Extracted records:

******************************

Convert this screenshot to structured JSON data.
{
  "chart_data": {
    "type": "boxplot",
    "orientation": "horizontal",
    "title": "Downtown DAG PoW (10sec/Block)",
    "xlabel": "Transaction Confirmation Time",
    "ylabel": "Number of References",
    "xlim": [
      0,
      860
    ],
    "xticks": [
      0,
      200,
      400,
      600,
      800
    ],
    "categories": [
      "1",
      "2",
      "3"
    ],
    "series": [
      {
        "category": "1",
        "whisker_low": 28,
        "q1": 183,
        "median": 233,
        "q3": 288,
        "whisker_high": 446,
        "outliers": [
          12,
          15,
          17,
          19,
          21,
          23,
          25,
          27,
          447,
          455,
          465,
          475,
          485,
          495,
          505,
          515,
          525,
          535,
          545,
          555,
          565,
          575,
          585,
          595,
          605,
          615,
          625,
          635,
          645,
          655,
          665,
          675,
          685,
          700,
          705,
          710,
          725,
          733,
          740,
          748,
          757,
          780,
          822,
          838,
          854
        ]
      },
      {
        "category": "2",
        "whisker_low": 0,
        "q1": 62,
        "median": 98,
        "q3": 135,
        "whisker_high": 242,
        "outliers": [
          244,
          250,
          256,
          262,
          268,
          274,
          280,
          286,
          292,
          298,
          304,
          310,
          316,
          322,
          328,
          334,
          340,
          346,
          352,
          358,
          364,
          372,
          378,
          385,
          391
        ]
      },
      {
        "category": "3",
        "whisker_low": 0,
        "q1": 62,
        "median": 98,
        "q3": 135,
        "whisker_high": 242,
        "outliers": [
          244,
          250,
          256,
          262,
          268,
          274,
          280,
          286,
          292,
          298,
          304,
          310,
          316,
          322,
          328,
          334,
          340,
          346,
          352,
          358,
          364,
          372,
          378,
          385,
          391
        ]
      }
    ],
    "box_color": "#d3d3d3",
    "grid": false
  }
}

******************************

What is asked: Copy out the material word for word and line for line.

Complete output:
Convert this screenshot to structured JSON data.
{
  "chart_data": {
    "type": "boxplot",
    "orientation": "horizontal",
    "title": "Downtown DAG PoW (10sec/Block)",
    "xlabel": "Transaction Confirmation Time",
    "ylabel": "Number of References",
    "xlim": [
      0,
      860
    ],
    "xticks": [
      0,
      200,
      400,
      600,
      800
    ],
    "categories": [
      "1",
      "2",
      "3"
    ],
    "series": [
      {
        "category": "1",
        "whisker_low": 28,
        "q1": 183,
        "median": 233,
        "q3": 288,
        "whisker_high": 446,
        "outliers": [
          12,
          15,
          17,
          19,
          21,
          23,
          25,
          27,
          447,
          455,
          465,
          475,
          485,
          495,
          505,
          515,
          525,
          535,
          545,
          555,
          565,
          575,
          585,
          595,
          605,
          615,
          625,
          635,
          645,
          655,
          665,
          675,
          685,
          700,
          705,
          710,
          725,
          733,
          740,
          748,
          757,
          780,
          822,
          838,
          854
        ]
      },
      {
        "category": "2",
        "whisker_low": 0,
        "q1": 62,
        "median": 98,
        "q3": 135,
        "whisker_high": 242,
        "outliers": [
          244,
          250,
          256,
          262,
          268,
          274,
          280,
          286,
          292,
          298,
          304,
          310,
          316,
          322,
          328,
          334,
          340,
          346,
          352,
          358,
          364,
          372,
          378,
          385,
          391
        ]
      },
      {
        "category": "3",
        "whisker_low": 0,
        "q1": 62,
        "median": 98,
        "q3": 135,
        "whisker_high": 242,
        "outliers": [
          244,
          250,
          256,
          262,
          268,
          274,
          280,
          286,
          292,
          298,
          304,
          310,
          316,
          322,
          328,
          334,
          340,
          346,
          352,
          358,
          364,
          372,
          378,
          385,
          391
        ]
      }
    ],
    "box_color": "#d3d3d3",
    "grid": false
  }
}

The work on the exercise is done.